• **Entries shown**:
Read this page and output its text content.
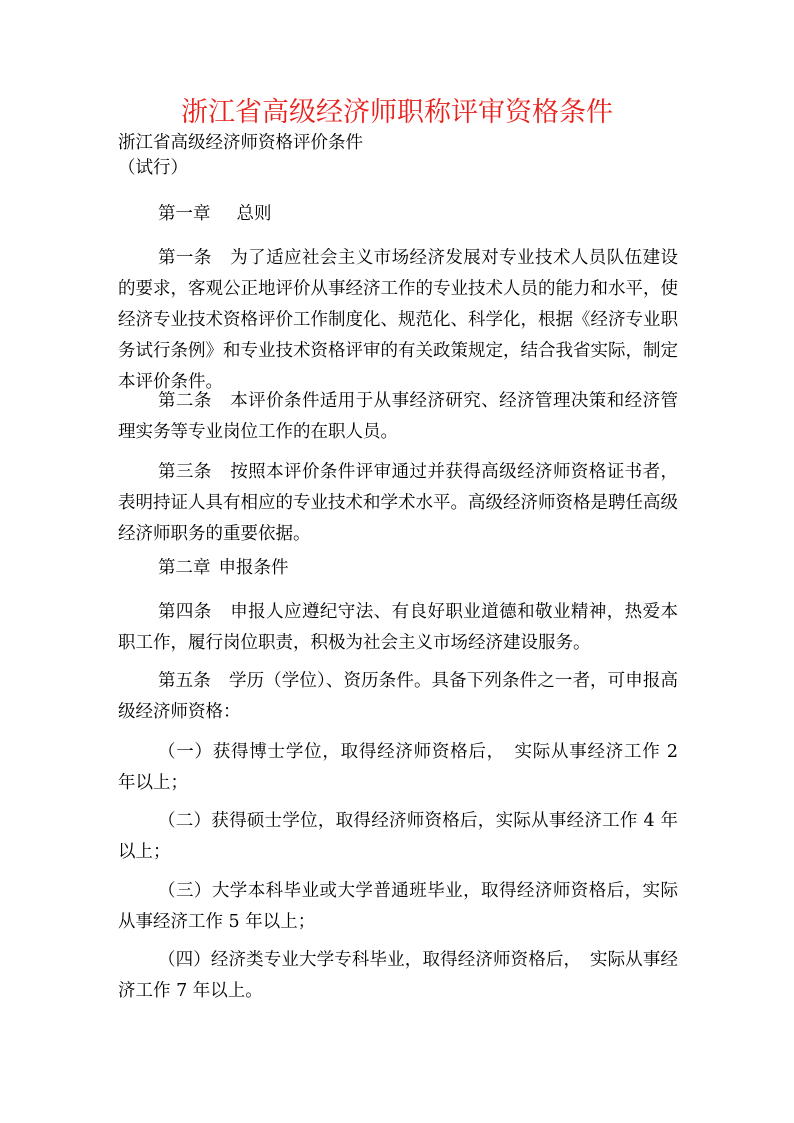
浙江省高级经济师职称评审资格条件
浙江省高级经济师资格评价条件
（试行）
第一章 总则
第一条 为了适应社会主义市场经济发展对专业技术人员队伍建设的要求，客观公正地评价从事经济工作的专业技术人员的能力和水平，使经济专业技术资格评价工作制度化、规范化、科学化，根据《经济专业职务试行条例》和专业技术资格评审的有关政策规定，结合我省实际，制定本评价条件。
第二条 本评价条件适用于从事经济研究、经济管理决策和经济管理实务等专业岗位工作的在职人员。
第三条 按照本评价条件评审通过并获得高级经济师资格证书者，表明持证人具有相应的专业技术和学术水平。高级经济师资格是聘任高级经济师职务的重要依据。
第二章 申报条件
第四条 申报人应遵纪守法、有良好职业道德和敬业精神，热爱本职工作，履行岗位职责，积极为社会主义市场经济建设服务。
第五条 学历（学位）、资历条件。具备下列条件之一者，可申报高级经济师资格：
（一）获得博士学位，取得经济师资格后，　实际从事经济工作 2 年以上；
（二）获得硕士学位，取得经济师资格后，实际从事经济工作 4 年以上；
（三）大学本科毕业或大学普通班毕业，取得经济师资格后，实际从事经济工作 5 年以上；
（四）经济类专业大学专科毕业，取得经济师资格后，　实际从事经济工作 7 年以上。
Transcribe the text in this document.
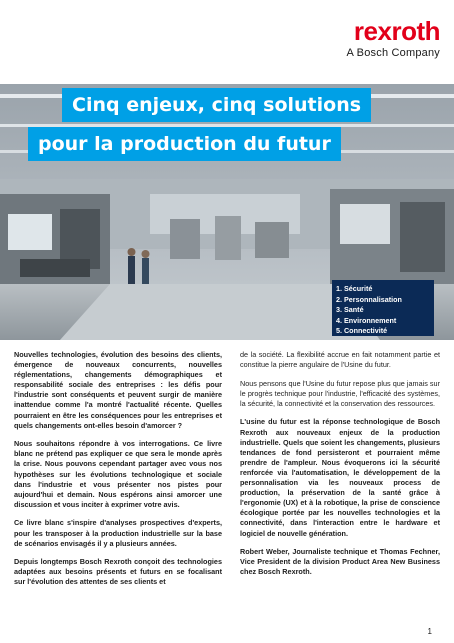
rexroth
A Bosch Company
Cinq enjeux, cinq solutions
pour la production du futur
1. Sécurité
2. Personnalisation
3. Santé
4. Environnement
5. Connectivité

Nouvelles technologies, évolution des besoins des clients, émergence de nouveaux concurrents, nouvelles réglementations, changements démographiques et responsabilité sociale des entreprises : les défis pour l'industrie sont conséquents et peuvent surgir de manière inattendue comme l'a montré l'actualité récente. Quelles pourraient en être les conséquences pour les entreprises et quels changements ont-elles besoin d'amorcer ?

Nous souhaitons répondre à vos interrogations. Ce livre blanc ne prétend pas expliquer ce que sera le monde après la crise. Nous pouvons cependant partager avec vous nos hypothèses sur les évolutions technologique et sociale dans l'industrie et vous présenter nos pistes pour aujourd'hui et demain. Nous espérons ainsi amorcer une discussion et vous inciter à exprimer votre avis.

Ce livre blanc s'inspire d'analyses prospectives d'experts, pour les transposer à la production industrielle sur la base de scénarios envisagés il y a plusieurs années.

Depuis longtemps Bosch Rexroth conçoit des technologies adaptées aux besoins présents et futurs en se focalisant sur l'évolution des attentes de ses clients et

de la société. La flexibilité accrue en fait notamment partie et constitue la pierre angulaire de l'Usine du futur.

Nous pensons que l'Usine du futur repose plus que jamais sur le progrès technique pour l'industrie, l'efficacité des systèmes, la sécurité, la connectivité et la conservation des ressources.

L'usine du futur est la réponse technologique de Bosch Rexroth aux nouveaux enjeux de la production industrielle. Quels que soient les changements, plusieurs tendances de fond persisteront et pourraient même prendre de l'ampleur. Nous évoquerons ici la sécurité renforcée via l'automatisation, le développement de la personnalisation via les nouveaux process de production, la préservation de la santé grâce à l'ergonomie (UX) et à la robotique, la prise de conscience écologique portée par les nouvelles technologies et la connectivité, dans l'interaction entre le hardware et logiciel de nouvelle génération.

Robert Weber, Journaliste technique et Thomas Fechner, Vice President de la division Product Area New Business chez Bosch Rexroth.

1
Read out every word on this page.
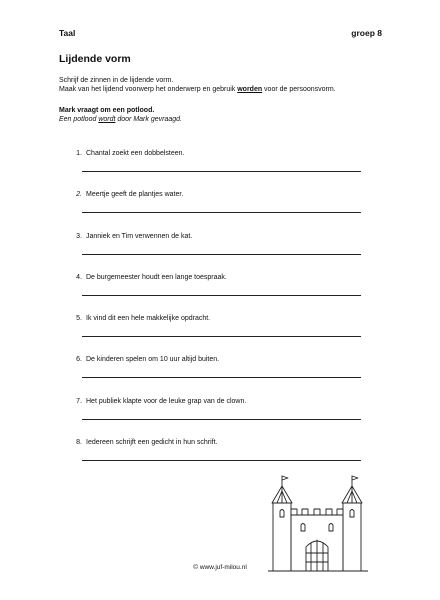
Taal	groep 8
Lijdende vorm
Schrijf de zinnen in de lijdende vorm.
Maak van het lijdend voorwerp het onderwerp en gebruik worden voor de persoonsvorm.
Mark vraagt om een potlood.
Een potlood wordt door Mark gevraagd.
1. Chantal zoekt een dobbelsteen.
2. Meertje geeft de plantjes water.
3. Janniek en Tim verwennen de kat.
4. De burgemeester houdt een lange toespraak.
5. Ik vind dit een hele makkelijke opdracht.
6. De kinderen spelen om 10 uur altijd buiten.
7. Het publiek klapte voor de leuke grap van de clown.
8. Iedereen schrijft een gedicht in hun schrift.
© www.juf-milou.nl
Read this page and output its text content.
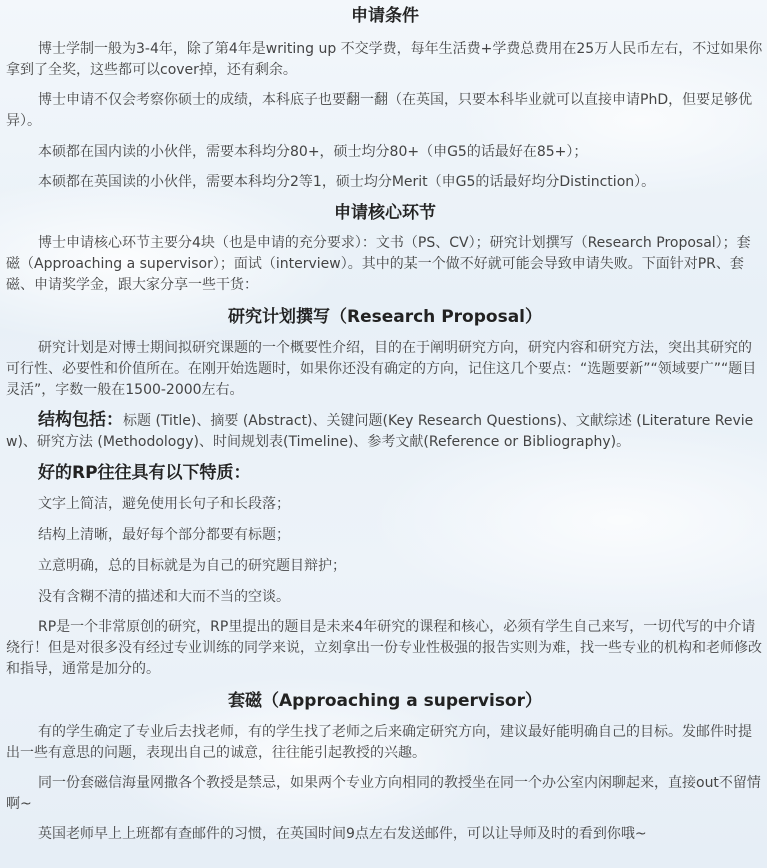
申请条件
博士学制一般为3-4年，除了第4年是writing up 不交学费，每年生活费+学费总费用在25万人民币左右，不过如果你拿到了全奖，这些都可以cover掉，还有剩余。
博士申请不仅会考察你硕士的成绩，本科底子也要翻一翻（在英国，只要本科毕业就可以直接申请PhD，但要足够优异）。
本硕都在国内读的小伙伴，需要本科均分80+，硕士均分80+（申G5的话最好在85+）；
本硕都在英国读的小伙伴，需要本科均分2等1，硕士均分Merit（申G5的话最好均分Distinction）。
申请核心环节
博士申请核心环节主要分4块（也是申请的充分要求）：文书（PS、CV）；研究计划撰写（Research Proposal）；套磁（Approaching a supervisor）；面试（interview）。其中的某一个做不好就可能会导致申请失败。下面针对PR、套磁、申请奖学金，跟大家分享一些干货：
研究计划撰写（Research Proposal）
研究计划是对博士期间拟研究课题的一个概要性介绍，目的在于阐明研究方向，研究内容和研究方法，突出其研究的可行性、必要性和价值所在。在刚开始选题时，如果你还没有确定的方向，记住这几个要点：“选题要新”“领域要广”“题目灵活”，字数一般在1500-2000左右。
结构包括：标题 (Title)、摘要 (Abstract)、关键问题(Key Research Questions)、文献综述 (Literature Review)、研究方法 (Methodology)、时间规划表(Timeline)、参考文献(Reference or Bibliography)。
好的RP往往具有以下特质：
文字上简洁，避免使用长句子和长段落；
结构上清晰，最好每个部分都要有标题；
立意明确，总的目标就是为自己的研究题目辩护；
没有含糊不清的描述和大而不当的空谈。
RP是一个非常原创的研究，RP里提出的题目是未来4年研究的课程和核心，必须有学生自己来写，一切代写的中介请绕行！但是对很多没有经过专业训练的同学来说，立刻拿出一份专业性极强的报告实则为难，找一些专业的机构和老师修改和指导，通常是加分的。
套磁（Approaching a supervisor）
有的学生确定了专业后去找老师，有的学生找了老师之后来确定研究方向，建议最好能明确自己的目标。发邮件时提出一些有意思的问题，表现出自己的诚意，往往能引起教授的兴趣。
同一份套磁信海量网撒各个教授是禁忌，如果两个专业方向相同的教授坐在同一个办公室内闲聊起来，直接out不留情啊~
英国老师早上上班都有查邮件的习惯，在英国时间9点左右发送邮件，可以让导师及时的看到你哦~
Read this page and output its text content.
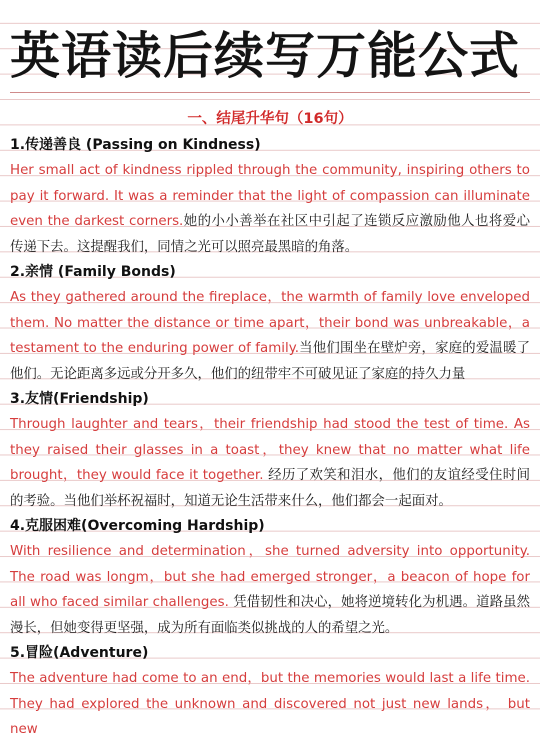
英语读后续写万能公式
一、结尾升华句（16句）

1.传递善良 (Passing on Kindness)

Her small act of kindness rippled through the community, inspiring others to pay it forward. It was a reminder that the light of compassion can illuminate even the darkest corners.她的小小善举在社区中引起了连锁反应激励他人也将爱心传递下去。这提醒我们，同情之光可以照亮最黑暗的角落。

2.亲情 (Family Bonds)

As they gathered around the fireplace，the warmth of family love enveloped them. No matter the distance or time apart，their bond was unbreakable，a testament to the enduring power of family.当他们围坐在壁炉旁，家庭的爱温暖了他们。无论距离多远或分开多久，他们的纽带牢不可破见证了家庭的持久力量

3.友情(Friendship)

Through laughter and tears，their friendship had stood the test of time. As they raised their glasses in a toast，they knew that no matter what life brought，they would face it together. 经历了欢笑和泪水，他们的友谊经受住时间的考验。当他们举杯祝福时，知道无论生活带来什么，他们都会一起面对。

4.克服困难(Overcoming Hardship)

With resilience and determination，she turned adversity into opportunity. The road was longm，but she had emerged stronger，a beacon of hope for all who faced similar challenges. 凭借韧性和决心，她将逆境转化为机遇。道路虽然漫长，但她变得更坚强，成为所有面临类似挑战的人的希望之光。

5.冒险(Adventure)

The adventure had come to an end，but the memories would last a life time. They had explored the unknown and discovered not just new lands， but new
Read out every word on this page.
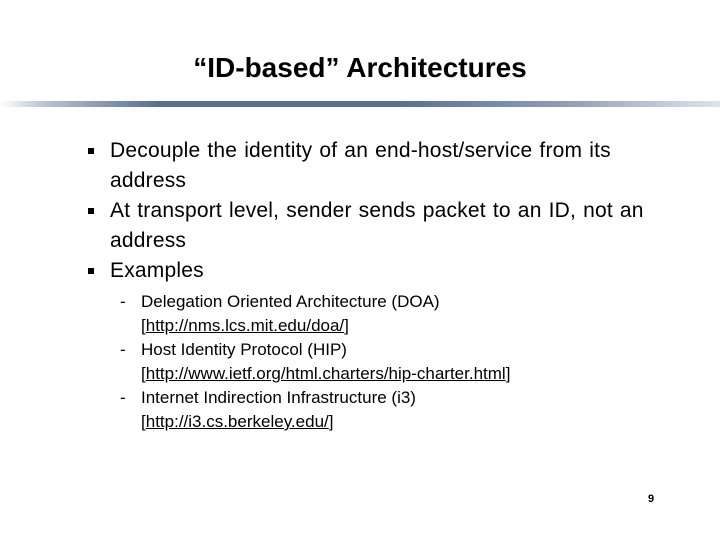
“ID-based” Architectures
Decouple the identity of an end-host/service from its address
At transport level, sender sends packet to an ID, not an address
Examples
- Delegation Oriented Architecture (DOA)
[http://nms.lcs.mit.edu/doa/]
- Host Identity Protocol (HIP)
[http://www.ietf.org/html.charters/hip-charter.html]
- Internet Indirection Infrastructure (i3)
[http://i3.cs.berkeley.edu/]
9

• **Direction**: Say how many lines in the records hold "实际从事经济工作", with the number as the whole reply.

• **Output of the task**: 4